## [DIRECTIVE]
Reproduce each of the lines below verbatim, leaving out the picture.

## [DATASET EXTRACT]
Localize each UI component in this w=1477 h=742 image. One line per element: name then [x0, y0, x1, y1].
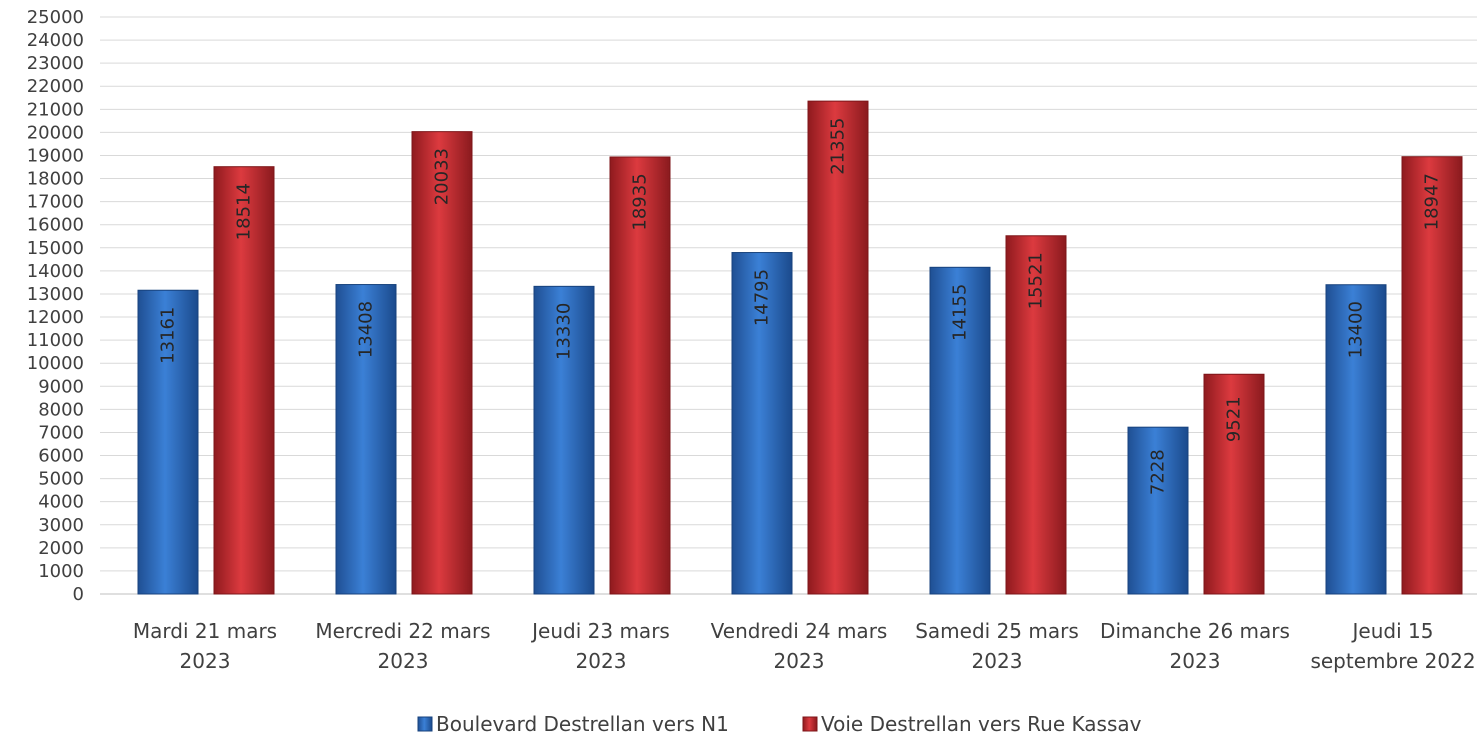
x-axis-ticks: Mardi 21 mars 2023 Mercredi 22 mars 2023 Jeu… — [133, 619, 1476, 673]
y-tick-label: 7000 — [38, 422, 84, 443]
y-tick-label: 22000 — [27, 76, 84, 97]
y-tick-label: 18000 — [27, 169, 84, 190]
data-label: 13408 — [356, 301, 377, 358]
bar-voie — [1203, 373, 1265, 595]
bar-boulevard — [533, 285, 595, 595]
bar-voie — [807, 100, 869, 595]
bar-boulevard — [137, 289, 199, 595]
legend-swatch — [417, 716, 433, 732]
y-tick-label: 16000 — [27, 215, 84, 236]
y-tick-label: 23000 — [27, 53, 84, 74]
y-tick-label: 5000 — [38, 469, 84, 490]
x-tick-label: Mardi 21 mars 2023 — [133, 619, 277, 673]
y-tick-label: 13000 — [27, 284, 84, 305]
y-tick-label: 6000 — [38, 446, 84, 467]
y-tick-label: 11000 — [27, 330, 84, 351]
x-tick-label: Dimanche 26 mars 2023 — [1100, 619, 1290, 673]
legend: Boulevard Destrellan vers N1 Voie Destrel… — [417, 712, 1142, 736]
data-label: 15521 — [1026, 252, 1047, 309]
bar-boulevard — [929, 266, 991, 595]
data-label: 13161 — [158, 307, 179, 364]
data-label: 20033 — [432, 148, 453, 205]
data-labels: 13161 18514 13408 20033 13330 18935 14795 21355… — [158, 117, 1443, 495]
y-tick-label: 24000 — [27, 30, 84, 51]
x-tick-label: Jeudi 23 mars 2023 — [530, 619, 670, 673]
x-tick-label: Samedi 25 mars 2023 — [915, 619, 1079, 673]
bar-voie — [1005, 235, 1067, 595]
data-label: 9521 — [1224, 396, 1245, 442]
y-tick-label: 4000 — [38, 492, 84, 513]
y-tick-label: 8000 — [38, 399, 84, 420]
data-label: 7228 — [1148, 449, 1169, 495]
legend-label: Voie Destrellan vers Rue Kassav — [821, 712, 1142, 736]
bar-voie — [411, 131, 473, 595]
y-tick-label: 20000 — [27, 122, 84, 143]
y-tick-label: 10000 — [27, 353, 84, 374]
data-label: 18947 — [1422, 173, 1443, 230]
y-tick-label: 2000 — [38, 538, 84, 559]
bar-voie — [1401, 156, 1463, 595]
bars — [137, 100, 1463, 595]
x-tick-label: Mercredi 22 mars 2023 — [315, 619, 490, 673]
data-label: 14795 — [752, 269, 773, 326]
y-tick-label: 0 — [73, 584, 84, 605]
x-tick-label: Vendredi 24 mars 2023 — [711, 619, 888, 673]
bar-voie — [213, 166, 275, 595]
bar-voie — [609, 156, 671, 595]
data-label: 21355 — [828, 117, 849, 174]
y-tick-label: 1000 — [38, 561, 84, 582]
y-tick-label: 17000 — [27, 192, 84, 213]
y-tick-label: 3000 — [38, 515, 84, 536]
legend-label: Boulevard Destrellan vers N1 — [436, 712, 729, 736]
data-label: 18935 — [630, 173, 651, 230]
y-tick-label: 25000 — [27, 7, 84, 28]
bar-boulevard — [1127, 426, 1189, 595]
y-tick-label: 21000 — [27, 99, 84, 120]
bar-boulevard — [731, 252, 793, 595]
bar-boulevard — [1325, 284, 1387, 595]
x-tick-label: Jeudi 15 septembre 2022 — [1310, 619, 1475, 673]
y-tick-label: 19000 — [27, 145, 84, 166]
y-tick-label: 12000 — [27, 307, 84, 328]
data-label: 13400 — [1346, 301, 1367, 358]
data-label: 18514 — [234, 183, 255, 240]
data-label: 14155 — [950, 284, 971, 341]
y-tick-label: 9000 — [38, 376, 84, 397]
data-label: 13330 — [554, 303, 575, 360]
legend-swatch — [802, 716, 818, 732]
bar-boulevard — [335, 284, 397, 595]
y-tick-label: 14000 — [27, 261, 84, 282]
y-tick-label: 15000 — [27, 238, 84, 259]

## [SOLVED EXERCISE]
Localize each UI component in this w=1477 h=742 image. One line per element: name then [x0, y0, x1, y1].
x-axis-ticks: Mardi 21 mars 2023 Mercredi 22 mars 2023 Jeu… — [133, 619, 1476, 673]
y-tick-label: 7000 — [38, 422, 84, 443]
y-tick-label: 22000 — [27, 76, 84, 97]
y-tick-label: 18000 — [27, 169, 84, 190]
data-label: 13408 — [356, 301, 377, 358]
bar-voie — [1203, 373, 1265, 595]
bar-boulevard — [533, 285, 595, 595]
bar-voie — [807, 100, 869, 595]
bar-boulevard — [137, 289, 199, 595]
legend-swatch — [417, 716, 433, 732]
y-tick-label: 16000 — [27, 215, 84, 236]
y-tick-label: 23000 — [27, 53, 84, 74]
y-tick-label: 5000 — [38, 469, 84, 490]
x-tick-label: Mardi 21 mars 2023 — [133, 619, 277, 673]
y-tick-label: 13000 — [27, 284, 84, 305]
y-tick-label: 6000 — [38, 446, 84, 467]
y-tick-label: 11000 — [27, 330, 84, 351]
x-tick-label: Dimanche 26 mars 2023 — [1100, 619, 1290, 673]
legend: Boulevard Destrellan vers N1 Voie Destrel… — [417, 712, 1142, 736]
data-label: 15521 — [1026, 252, 1047, 309]
bar-boulevard — [929, 266, 991, 595]
data-label: 13161 — [158, 307, 179, 364]
data-label: 20033 — [432, 148, 453, 205]
data-labels: 13161 18514 13408 20033 13330 18935 14795 21355… — [158, 117, 1443, 495]
y-tick-label: 24000 — [27, 30, 84, 51]
x-tick-label: Jeudi 23 mars 2023 — [530, 619, 670, 673]
x-tick-label: Samedi 25 mars 2023 — [915, 619, 1079, 673]
bar-voie — [1005, 235, 1067, 595]
data-label: 9521 — [1224, 396, 1245, 442]
y-tick-label: 4000 — [38, 492, 84, 513]
y-tick-label: 8000 — [38, 399, 84, 420]
data-label: 7228 — [1148, 449, 1169, 495]
legend-label: Voie Destrellan vers Rue Kassav — [821, 712, 1142, 736]
bar-voie — [411, 131, 473, 595]
y-tick-label: 20000 — [27, 122, 84, 143]
y-tick-label: 10000 — [27, 353, 84, 374]
data-label: 18947 — [1422, 173, 1443, 230]
y-tick-label: 2000 — [38, 538, 84, 559]
bar-voie — [1401, 156, 1463, 595]
bars — [137, 100, 1463, 595]
x-tick-label: Mercredi 22 mars 2023 — [315, 619, 490, 673]
data-label: 14795 — [752, 269, 773, 326]
y-tick-label: 0 — [73, 584, 84, 605]
x-tick-label: Vendredi 24 mars 2023 — [711, 619, 888, 673]
bar-voie — [213, 166, 275, 595]
bar-voie — [609, 156, 671, 595]
data-label: 21355 — [828, 117, 849, 174]
y-tick-label: 1000 — [38, 561, 84, 582]
y-tick-label: 17000 — [27, 192, 84, 213]
y-tick-label: 3000 — [38, 515, 84, 536]
legend-label: Boulevard Destrellan vers N1 — [436, 712, 729, 736]
data-label: 18935 — [630, 173, 651, 230]
y-tick-label: 25000 — [27, 7, 84, 28]
bar-boulevard — [1127, 426, 1189, 595]
y-tick-label: 21000 — [27, 99, 84, 120]
bar-boulevard — [731, 252, 793, 595]
bar-boulevard — [1325, 284, 1387, 595]
x-tick-label: Jeudi 15 septembre 2022 — [1310, 619, 1475, 673]
y-tick-label: 19000 — [27, 145, 84, 166]
y-tick-label: 12000 — [27, 307, 84, 328]
data-label: 13400 — [1346, 301, 1367, 358]
data-label: 18514 — [234, 183, 255, 240]
data-label: 14155 — [950, 284, 971, 341]
y-tick-label: 9000 — [38, 376, 84, 397]
data-label: 13330 — [554, 303, 575, 360]
legend-swatch — [802, 716, 818, 732]
bar-boulevard — [335, 284, 397, 595]
y-tick-label: 14000 — [27, 261, 84, 282]
y-tick-label: 15000 — [27, 238, 84, 259]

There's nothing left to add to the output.